▶ _JOB_: Copy out each line of the listing that has the word "color" in it.

▶ _DATA SUPPLIED_:
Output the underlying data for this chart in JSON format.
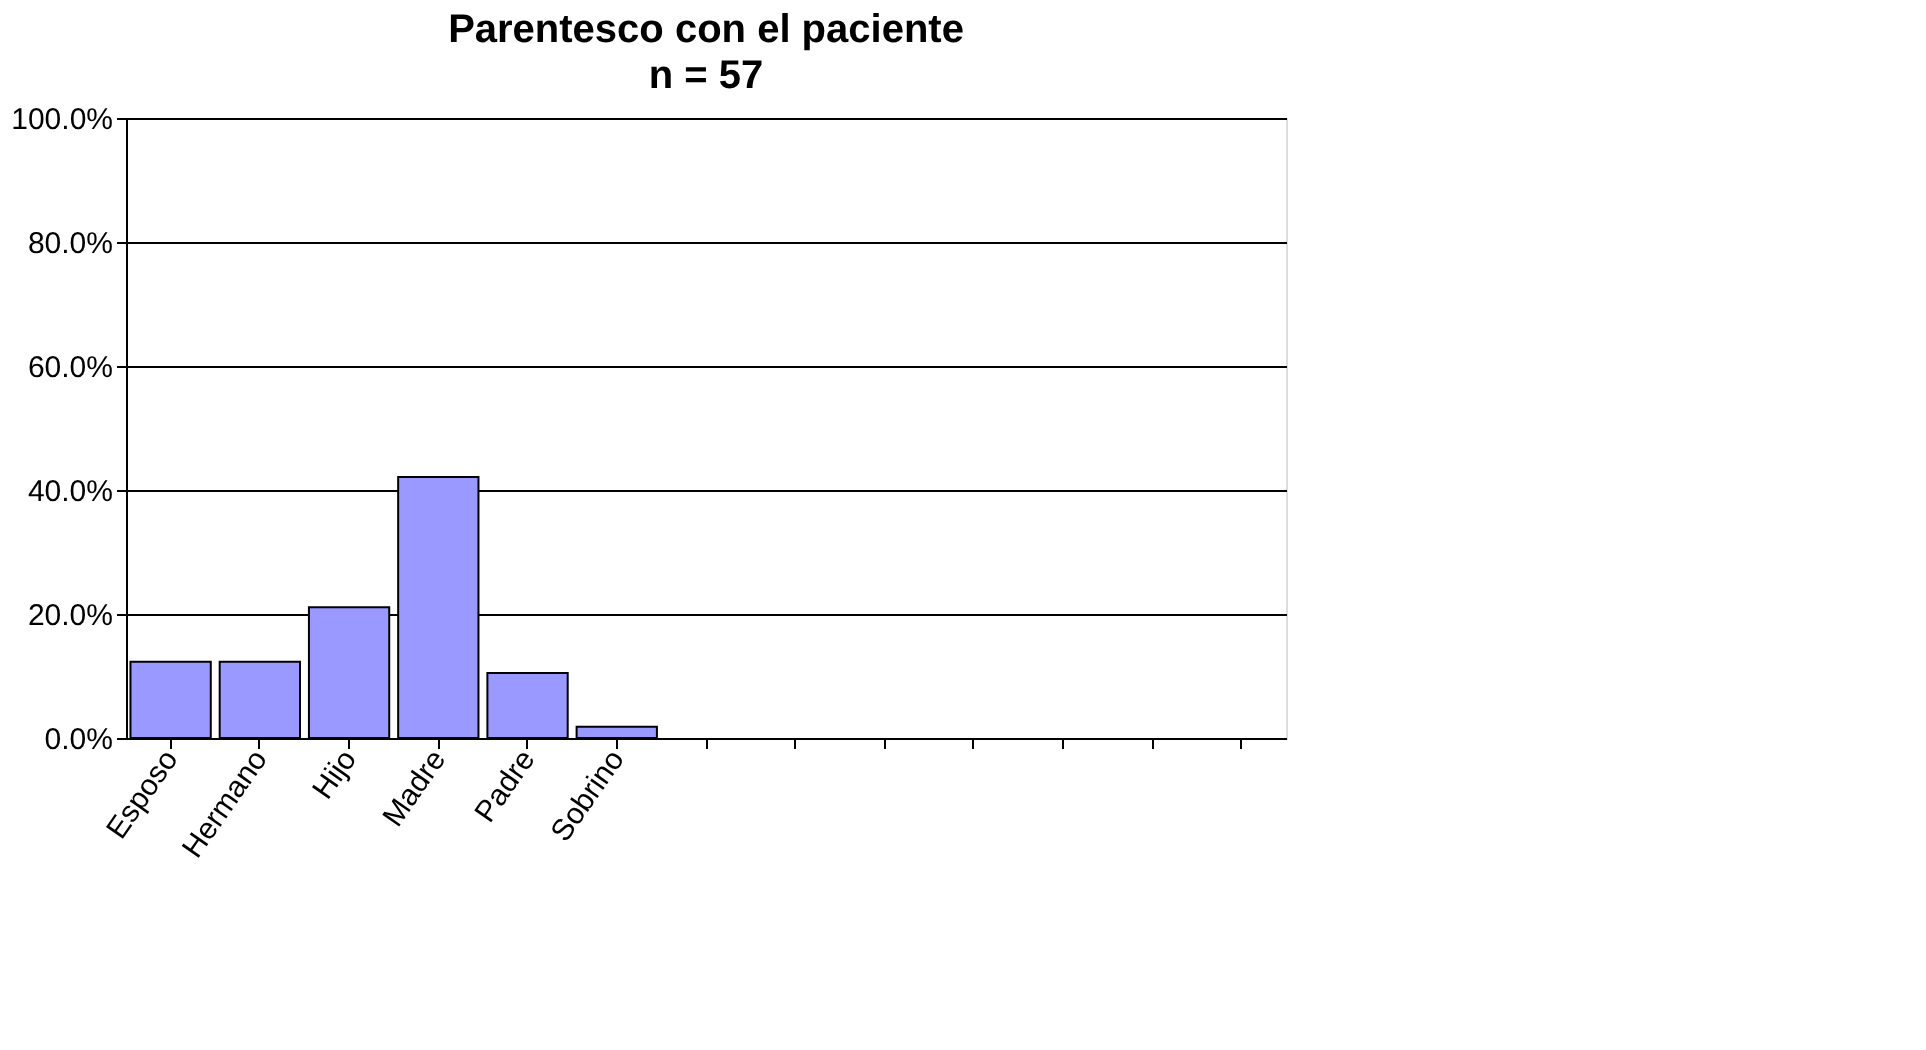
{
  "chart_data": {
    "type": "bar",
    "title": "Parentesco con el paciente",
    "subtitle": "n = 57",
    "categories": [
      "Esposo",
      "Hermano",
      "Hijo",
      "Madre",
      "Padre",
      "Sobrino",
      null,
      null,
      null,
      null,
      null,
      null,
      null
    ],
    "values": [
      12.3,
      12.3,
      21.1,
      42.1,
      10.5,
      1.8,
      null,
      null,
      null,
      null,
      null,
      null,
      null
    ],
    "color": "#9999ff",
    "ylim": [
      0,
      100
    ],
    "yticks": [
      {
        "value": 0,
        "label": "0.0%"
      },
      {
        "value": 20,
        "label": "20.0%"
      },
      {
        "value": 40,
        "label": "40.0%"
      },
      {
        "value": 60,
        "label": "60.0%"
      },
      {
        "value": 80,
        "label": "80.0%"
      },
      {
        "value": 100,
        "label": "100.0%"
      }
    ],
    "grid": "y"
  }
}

==

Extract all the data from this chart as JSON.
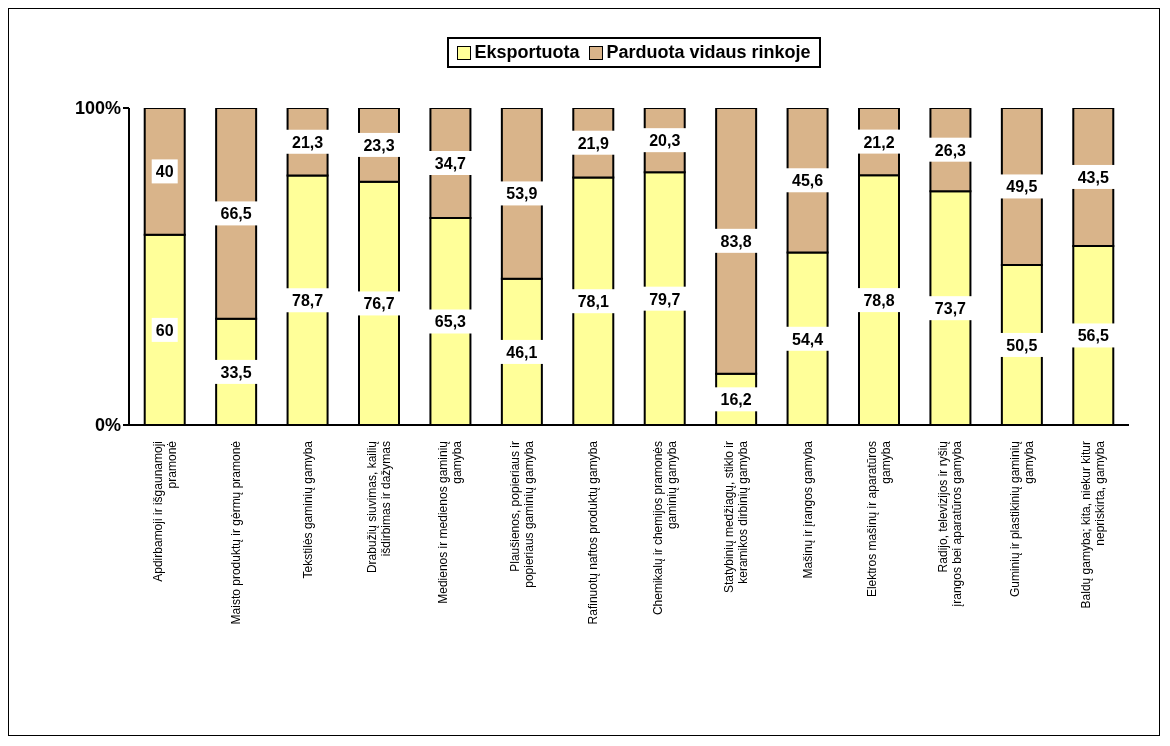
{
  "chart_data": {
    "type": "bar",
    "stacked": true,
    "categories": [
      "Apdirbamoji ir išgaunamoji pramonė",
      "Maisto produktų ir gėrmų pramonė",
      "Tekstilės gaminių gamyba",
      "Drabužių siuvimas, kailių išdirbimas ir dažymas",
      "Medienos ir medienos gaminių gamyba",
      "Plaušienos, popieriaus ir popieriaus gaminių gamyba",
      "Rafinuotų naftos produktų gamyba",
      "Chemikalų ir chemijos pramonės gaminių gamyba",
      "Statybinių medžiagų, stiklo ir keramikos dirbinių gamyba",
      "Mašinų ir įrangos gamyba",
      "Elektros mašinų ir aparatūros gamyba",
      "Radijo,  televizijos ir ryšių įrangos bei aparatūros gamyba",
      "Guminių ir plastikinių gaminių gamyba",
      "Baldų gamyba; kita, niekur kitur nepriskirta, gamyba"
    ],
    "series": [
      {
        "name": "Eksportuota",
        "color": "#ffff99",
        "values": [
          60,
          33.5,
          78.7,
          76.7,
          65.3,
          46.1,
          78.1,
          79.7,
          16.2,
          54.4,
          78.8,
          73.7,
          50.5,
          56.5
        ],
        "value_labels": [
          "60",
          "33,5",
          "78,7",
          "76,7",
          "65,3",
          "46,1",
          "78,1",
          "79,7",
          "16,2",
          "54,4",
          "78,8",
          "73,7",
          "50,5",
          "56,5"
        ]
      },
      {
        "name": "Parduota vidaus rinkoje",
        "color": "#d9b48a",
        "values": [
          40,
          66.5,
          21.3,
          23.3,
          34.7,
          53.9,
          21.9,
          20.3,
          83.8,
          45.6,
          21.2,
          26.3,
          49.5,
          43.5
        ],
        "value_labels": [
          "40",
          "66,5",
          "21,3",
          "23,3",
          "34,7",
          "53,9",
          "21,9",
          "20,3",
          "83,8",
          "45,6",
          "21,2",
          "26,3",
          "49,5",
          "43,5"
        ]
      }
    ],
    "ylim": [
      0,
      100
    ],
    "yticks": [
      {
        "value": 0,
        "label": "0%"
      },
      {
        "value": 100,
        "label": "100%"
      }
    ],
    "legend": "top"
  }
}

▶ _TASK ANSWER_:
    "color": "#9999ff",
        "color": "#ffff99",
        "color": "#d9b48a",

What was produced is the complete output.